● **PROBLEM STATEMENT**
Extract each line holding the word "content" from the entries.

##### RECORDS SUPPLIED

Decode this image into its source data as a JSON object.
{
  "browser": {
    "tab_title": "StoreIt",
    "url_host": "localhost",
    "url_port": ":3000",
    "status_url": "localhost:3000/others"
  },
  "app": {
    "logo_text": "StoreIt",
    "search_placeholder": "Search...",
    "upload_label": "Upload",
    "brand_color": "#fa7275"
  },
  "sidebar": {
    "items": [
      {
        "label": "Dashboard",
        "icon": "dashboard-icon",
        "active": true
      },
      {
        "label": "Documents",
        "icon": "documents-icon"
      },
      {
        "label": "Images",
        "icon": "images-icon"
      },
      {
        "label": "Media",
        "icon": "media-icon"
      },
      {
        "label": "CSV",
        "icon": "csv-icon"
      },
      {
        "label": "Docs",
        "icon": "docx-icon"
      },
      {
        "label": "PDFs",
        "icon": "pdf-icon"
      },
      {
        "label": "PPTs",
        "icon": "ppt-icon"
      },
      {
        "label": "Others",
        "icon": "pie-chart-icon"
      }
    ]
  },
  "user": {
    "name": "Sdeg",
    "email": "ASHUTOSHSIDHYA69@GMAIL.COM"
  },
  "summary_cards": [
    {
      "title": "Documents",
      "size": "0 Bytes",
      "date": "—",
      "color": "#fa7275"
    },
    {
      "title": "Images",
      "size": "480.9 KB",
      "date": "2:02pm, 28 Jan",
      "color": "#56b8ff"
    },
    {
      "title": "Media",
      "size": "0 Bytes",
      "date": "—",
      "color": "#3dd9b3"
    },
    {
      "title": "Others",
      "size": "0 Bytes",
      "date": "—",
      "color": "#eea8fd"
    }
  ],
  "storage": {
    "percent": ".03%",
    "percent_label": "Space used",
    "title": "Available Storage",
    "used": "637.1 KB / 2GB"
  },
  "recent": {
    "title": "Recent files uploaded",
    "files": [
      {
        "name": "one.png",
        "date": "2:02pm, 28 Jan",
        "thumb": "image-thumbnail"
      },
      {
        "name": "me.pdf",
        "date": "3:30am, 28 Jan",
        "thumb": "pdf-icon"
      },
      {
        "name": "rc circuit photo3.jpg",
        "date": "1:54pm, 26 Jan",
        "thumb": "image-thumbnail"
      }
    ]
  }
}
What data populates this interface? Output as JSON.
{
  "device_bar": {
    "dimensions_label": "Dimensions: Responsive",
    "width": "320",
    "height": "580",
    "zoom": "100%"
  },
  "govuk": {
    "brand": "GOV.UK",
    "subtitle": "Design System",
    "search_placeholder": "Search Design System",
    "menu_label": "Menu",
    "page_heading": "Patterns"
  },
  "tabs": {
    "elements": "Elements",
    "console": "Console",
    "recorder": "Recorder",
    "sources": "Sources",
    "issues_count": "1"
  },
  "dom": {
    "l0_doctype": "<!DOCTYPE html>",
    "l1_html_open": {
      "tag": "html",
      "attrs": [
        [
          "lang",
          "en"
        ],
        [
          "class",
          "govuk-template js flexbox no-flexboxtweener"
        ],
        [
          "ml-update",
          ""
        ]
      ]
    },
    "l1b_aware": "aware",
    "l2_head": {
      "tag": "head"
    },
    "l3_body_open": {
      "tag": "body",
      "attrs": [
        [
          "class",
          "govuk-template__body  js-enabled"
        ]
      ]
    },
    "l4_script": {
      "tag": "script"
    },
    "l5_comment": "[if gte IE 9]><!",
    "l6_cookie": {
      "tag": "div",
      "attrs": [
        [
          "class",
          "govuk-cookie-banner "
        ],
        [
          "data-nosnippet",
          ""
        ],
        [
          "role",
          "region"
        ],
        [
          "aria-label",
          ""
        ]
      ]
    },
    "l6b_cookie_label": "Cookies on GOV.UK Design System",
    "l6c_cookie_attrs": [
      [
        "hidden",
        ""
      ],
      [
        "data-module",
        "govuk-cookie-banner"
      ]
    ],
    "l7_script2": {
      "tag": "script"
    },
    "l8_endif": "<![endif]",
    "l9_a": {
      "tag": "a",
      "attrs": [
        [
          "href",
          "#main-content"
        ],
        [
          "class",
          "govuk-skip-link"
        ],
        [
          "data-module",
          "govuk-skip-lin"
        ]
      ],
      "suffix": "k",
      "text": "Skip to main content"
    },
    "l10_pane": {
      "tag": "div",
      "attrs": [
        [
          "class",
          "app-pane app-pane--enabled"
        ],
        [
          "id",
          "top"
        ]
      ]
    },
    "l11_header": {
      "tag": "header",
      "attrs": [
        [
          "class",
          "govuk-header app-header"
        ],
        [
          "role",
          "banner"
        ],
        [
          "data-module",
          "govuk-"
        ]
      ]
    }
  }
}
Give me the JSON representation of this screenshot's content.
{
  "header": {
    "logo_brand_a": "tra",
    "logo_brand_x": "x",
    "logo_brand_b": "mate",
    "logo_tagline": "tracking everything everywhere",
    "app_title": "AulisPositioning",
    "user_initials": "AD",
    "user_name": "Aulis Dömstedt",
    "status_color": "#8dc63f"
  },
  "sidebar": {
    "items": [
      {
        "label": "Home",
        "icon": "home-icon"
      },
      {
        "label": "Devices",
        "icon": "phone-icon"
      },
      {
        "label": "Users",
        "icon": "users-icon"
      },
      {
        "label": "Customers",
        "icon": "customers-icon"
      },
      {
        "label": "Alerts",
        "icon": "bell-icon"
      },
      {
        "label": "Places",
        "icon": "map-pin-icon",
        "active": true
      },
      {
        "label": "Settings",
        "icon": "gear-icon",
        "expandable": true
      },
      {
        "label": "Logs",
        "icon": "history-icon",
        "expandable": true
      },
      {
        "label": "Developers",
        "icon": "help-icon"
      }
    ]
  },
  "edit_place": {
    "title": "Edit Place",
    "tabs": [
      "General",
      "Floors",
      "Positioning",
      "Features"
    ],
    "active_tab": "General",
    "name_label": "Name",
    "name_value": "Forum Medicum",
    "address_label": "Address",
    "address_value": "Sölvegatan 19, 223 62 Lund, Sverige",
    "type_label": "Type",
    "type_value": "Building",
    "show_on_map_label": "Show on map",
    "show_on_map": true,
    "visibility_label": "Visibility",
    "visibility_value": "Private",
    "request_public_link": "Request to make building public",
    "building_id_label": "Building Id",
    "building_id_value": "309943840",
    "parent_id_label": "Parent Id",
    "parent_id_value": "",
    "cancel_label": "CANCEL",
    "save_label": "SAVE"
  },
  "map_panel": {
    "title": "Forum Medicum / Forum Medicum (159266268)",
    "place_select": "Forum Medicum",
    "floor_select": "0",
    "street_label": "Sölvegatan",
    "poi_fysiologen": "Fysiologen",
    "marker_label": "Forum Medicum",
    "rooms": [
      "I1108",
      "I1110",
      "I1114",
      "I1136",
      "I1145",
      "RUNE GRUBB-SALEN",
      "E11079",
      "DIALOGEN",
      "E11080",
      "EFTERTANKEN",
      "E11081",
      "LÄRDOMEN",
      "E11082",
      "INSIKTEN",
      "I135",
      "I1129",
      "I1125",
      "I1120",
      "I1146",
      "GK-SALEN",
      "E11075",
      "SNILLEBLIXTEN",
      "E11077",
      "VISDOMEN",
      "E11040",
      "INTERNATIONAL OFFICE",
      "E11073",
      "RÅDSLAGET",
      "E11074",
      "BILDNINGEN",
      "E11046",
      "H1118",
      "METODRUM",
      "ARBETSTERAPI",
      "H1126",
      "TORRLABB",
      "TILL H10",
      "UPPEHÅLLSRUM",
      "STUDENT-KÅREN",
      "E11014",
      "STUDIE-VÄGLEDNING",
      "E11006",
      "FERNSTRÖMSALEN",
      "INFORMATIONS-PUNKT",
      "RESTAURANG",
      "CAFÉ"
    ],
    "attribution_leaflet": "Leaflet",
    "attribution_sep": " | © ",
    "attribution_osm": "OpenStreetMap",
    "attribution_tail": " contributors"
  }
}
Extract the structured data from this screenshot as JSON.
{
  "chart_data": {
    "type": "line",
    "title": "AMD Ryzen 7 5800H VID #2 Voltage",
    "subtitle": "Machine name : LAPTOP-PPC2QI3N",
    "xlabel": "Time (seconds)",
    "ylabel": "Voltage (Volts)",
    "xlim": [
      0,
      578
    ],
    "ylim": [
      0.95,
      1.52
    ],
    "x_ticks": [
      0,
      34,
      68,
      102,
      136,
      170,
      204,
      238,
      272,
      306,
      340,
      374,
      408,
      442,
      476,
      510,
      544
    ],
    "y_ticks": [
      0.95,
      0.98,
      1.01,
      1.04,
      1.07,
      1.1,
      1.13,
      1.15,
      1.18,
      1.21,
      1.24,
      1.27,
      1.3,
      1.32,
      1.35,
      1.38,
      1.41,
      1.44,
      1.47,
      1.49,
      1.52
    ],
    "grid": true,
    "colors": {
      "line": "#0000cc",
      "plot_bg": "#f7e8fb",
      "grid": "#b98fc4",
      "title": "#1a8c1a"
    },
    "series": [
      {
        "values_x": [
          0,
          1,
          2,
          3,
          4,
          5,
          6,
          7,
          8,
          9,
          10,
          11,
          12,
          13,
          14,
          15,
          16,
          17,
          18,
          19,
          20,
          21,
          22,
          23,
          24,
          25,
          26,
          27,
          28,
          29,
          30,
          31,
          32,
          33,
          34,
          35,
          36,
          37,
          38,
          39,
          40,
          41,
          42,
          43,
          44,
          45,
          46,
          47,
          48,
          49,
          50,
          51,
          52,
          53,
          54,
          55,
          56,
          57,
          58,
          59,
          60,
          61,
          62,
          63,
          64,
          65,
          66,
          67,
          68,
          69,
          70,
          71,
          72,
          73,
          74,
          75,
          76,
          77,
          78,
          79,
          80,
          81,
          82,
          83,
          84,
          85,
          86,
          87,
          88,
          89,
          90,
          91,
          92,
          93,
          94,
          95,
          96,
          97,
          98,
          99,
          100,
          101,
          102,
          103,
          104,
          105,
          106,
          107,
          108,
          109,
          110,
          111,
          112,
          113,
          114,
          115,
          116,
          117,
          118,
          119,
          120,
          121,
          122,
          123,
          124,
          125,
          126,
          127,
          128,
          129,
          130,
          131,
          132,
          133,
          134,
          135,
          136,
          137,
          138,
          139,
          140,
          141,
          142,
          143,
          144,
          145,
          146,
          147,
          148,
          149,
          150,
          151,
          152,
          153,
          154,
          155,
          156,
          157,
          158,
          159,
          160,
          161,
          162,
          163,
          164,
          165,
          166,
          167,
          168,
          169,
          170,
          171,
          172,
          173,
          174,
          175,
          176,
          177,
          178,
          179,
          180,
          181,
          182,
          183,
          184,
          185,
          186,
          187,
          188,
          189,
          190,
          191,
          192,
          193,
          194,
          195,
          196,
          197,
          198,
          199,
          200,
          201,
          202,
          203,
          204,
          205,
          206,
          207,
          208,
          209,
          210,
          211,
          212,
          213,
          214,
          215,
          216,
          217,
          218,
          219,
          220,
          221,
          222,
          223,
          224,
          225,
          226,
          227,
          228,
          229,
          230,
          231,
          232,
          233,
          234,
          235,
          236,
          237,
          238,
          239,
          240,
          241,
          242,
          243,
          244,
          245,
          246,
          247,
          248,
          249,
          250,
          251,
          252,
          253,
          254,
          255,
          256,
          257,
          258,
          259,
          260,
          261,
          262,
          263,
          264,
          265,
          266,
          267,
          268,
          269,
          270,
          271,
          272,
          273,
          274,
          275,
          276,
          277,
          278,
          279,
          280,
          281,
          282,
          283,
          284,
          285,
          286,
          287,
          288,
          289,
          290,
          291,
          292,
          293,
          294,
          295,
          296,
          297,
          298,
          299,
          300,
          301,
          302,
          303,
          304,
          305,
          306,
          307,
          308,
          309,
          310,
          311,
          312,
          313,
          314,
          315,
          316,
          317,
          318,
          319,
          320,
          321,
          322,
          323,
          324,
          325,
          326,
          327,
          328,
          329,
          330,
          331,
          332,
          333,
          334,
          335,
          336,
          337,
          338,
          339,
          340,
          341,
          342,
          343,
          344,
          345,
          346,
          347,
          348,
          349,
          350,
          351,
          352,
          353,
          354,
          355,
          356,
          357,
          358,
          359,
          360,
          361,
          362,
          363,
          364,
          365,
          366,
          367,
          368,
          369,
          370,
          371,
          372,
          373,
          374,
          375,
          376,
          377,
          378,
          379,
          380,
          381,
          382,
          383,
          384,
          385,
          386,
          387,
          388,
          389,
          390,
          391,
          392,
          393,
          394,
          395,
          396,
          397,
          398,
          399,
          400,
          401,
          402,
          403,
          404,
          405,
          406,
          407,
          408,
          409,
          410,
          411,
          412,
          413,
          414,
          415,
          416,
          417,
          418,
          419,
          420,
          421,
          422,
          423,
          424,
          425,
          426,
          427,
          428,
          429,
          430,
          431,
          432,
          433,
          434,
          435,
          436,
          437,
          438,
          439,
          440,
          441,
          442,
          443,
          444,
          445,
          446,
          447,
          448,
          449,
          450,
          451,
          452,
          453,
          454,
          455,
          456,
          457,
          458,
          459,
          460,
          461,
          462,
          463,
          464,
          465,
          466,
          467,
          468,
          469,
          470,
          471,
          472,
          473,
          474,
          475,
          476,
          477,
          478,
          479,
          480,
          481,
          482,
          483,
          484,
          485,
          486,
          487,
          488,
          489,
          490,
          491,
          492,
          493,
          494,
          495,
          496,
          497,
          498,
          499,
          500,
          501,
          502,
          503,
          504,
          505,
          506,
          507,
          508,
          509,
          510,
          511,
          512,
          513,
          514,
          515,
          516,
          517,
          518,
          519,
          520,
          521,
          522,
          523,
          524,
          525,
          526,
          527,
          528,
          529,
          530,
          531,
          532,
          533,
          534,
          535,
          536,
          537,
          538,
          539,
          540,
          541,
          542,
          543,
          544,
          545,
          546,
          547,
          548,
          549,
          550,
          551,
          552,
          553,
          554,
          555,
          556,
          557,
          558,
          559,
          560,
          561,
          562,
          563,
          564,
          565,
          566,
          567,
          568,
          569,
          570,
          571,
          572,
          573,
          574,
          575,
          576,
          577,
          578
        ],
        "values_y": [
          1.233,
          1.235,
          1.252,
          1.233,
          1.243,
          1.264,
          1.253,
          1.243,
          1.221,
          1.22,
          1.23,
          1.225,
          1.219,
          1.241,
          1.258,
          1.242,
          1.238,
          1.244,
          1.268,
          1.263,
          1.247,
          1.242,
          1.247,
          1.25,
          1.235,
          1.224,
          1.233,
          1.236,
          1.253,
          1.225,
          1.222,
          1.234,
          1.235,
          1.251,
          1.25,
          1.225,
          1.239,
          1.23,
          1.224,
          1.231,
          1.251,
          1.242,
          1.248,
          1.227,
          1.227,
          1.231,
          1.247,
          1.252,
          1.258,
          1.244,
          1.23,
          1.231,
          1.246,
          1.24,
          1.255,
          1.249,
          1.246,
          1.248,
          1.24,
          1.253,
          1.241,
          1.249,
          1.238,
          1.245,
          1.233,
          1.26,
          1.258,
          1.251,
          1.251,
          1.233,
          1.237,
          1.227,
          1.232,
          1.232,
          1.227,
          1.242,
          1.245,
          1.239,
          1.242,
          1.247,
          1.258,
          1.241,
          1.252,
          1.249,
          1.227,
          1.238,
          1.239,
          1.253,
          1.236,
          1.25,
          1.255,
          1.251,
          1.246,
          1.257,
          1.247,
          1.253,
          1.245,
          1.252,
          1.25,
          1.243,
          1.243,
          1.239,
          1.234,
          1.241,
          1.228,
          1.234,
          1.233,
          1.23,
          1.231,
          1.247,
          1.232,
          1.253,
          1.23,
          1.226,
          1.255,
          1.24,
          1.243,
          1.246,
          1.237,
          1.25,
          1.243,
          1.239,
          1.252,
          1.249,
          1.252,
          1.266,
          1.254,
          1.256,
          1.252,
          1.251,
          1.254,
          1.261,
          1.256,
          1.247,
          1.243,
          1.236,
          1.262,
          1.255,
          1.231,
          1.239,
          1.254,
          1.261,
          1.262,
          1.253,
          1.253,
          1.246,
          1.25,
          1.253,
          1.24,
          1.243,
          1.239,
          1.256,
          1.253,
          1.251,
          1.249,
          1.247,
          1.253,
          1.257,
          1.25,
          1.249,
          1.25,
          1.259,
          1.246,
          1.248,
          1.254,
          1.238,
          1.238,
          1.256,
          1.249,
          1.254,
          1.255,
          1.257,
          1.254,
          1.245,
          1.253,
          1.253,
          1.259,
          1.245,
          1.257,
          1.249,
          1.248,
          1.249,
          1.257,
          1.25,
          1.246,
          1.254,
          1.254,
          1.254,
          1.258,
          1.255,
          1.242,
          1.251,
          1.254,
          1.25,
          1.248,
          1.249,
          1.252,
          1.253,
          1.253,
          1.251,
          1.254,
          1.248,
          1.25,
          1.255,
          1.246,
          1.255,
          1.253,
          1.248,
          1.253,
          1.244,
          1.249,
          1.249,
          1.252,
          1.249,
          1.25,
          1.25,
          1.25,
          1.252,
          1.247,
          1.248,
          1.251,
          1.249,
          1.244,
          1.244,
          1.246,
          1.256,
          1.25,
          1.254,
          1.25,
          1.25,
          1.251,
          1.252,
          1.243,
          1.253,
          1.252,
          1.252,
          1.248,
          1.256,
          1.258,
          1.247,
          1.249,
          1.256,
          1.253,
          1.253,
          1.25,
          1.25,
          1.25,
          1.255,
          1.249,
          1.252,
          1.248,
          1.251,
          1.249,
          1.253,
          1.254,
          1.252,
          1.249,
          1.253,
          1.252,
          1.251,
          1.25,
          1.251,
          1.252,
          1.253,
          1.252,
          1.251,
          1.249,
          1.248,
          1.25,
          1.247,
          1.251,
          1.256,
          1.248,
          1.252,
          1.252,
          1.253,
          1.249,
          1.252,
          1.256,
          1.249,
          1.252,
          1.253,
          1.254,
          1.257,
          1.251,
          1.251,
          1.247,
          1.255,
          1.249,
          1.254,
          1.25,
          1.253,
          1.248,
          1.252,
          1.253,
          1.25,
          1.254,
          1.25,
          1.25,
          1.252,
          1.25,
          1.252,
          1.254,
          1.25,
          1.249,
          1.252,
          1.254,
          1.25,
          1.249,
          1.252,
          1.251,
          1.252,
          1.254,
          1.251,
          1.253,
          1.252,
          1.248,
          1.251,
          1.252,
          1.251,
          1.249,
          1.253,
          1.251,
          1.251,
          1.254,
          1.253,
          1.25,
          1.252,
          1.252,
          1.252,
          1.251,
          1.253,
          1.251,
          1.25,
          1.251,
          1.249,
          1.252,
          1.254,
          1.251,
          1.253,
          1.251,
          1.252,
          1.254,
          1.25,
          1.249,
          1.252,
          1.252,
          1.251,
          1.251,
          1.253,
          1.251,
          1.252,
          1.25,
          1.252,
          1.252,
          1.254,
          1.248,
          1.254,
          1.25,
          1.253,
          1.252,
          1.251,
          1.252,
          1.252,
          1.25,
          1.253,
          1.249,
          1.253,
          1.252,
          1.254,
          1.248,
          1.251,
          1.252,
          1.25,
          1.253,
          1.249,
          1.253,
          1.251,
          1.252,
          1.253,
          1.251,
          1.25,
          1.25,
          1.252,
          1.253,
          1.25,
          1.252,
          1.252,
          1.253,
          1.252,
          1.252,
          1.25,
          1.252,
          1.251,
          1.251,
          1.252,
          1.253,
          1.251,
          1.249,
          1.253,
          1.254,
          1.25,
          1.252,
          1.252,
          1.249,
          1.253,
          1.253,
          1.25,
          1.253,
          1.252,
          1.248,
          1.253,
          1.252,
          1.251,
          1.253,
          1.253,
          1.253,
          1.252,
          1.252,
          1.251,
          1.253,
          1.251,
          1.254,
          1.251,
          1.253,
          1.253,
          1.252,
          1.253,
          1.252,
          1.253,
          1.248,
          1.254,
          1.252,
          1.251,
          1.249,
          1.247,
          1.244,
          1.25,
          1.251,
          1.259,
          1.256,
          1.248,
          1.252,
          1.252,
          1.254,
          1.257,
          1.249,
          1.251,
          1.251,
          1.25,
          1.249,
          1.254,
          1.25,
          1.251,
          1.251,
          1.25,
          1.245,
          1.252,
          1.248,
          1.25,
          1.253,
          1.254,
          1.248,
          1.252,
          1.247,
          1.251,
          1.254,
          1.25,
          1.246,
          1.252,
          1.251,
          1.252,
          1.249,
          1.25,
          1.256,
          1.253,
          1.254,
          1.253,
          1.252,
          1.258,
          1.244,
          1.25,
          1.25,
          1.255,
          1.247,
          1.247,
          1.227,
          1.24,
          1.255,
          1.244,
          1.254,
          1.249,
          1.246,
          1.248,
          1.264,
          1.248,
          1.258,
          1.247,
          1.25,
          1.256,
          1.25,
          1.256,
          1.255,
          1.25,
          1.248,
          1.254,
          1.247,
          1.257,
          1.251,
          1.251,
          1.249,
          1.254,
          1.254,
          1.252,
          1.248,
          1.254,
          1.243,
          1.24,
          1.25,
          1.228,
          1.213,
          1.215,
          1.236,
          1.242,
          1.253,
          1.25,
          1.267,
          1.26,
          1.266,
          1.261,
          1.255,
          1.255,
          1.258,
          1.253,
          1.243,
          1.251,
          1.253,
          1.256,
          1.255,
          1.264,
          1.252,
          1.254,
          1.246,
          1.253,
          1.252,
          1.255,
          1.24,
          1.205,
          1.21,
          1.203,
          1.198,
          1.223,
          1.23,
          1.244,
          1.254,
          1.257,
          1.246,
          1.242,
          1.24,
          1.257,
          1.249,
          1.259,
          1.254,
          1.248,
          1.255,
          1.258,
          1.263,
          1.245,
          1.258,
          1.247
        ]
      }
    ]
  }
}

##########

● **FULL SOLUTION**
          "#main-content"
      "text": "Skip to main content"
Give me the JSON representation of this screenshot's content.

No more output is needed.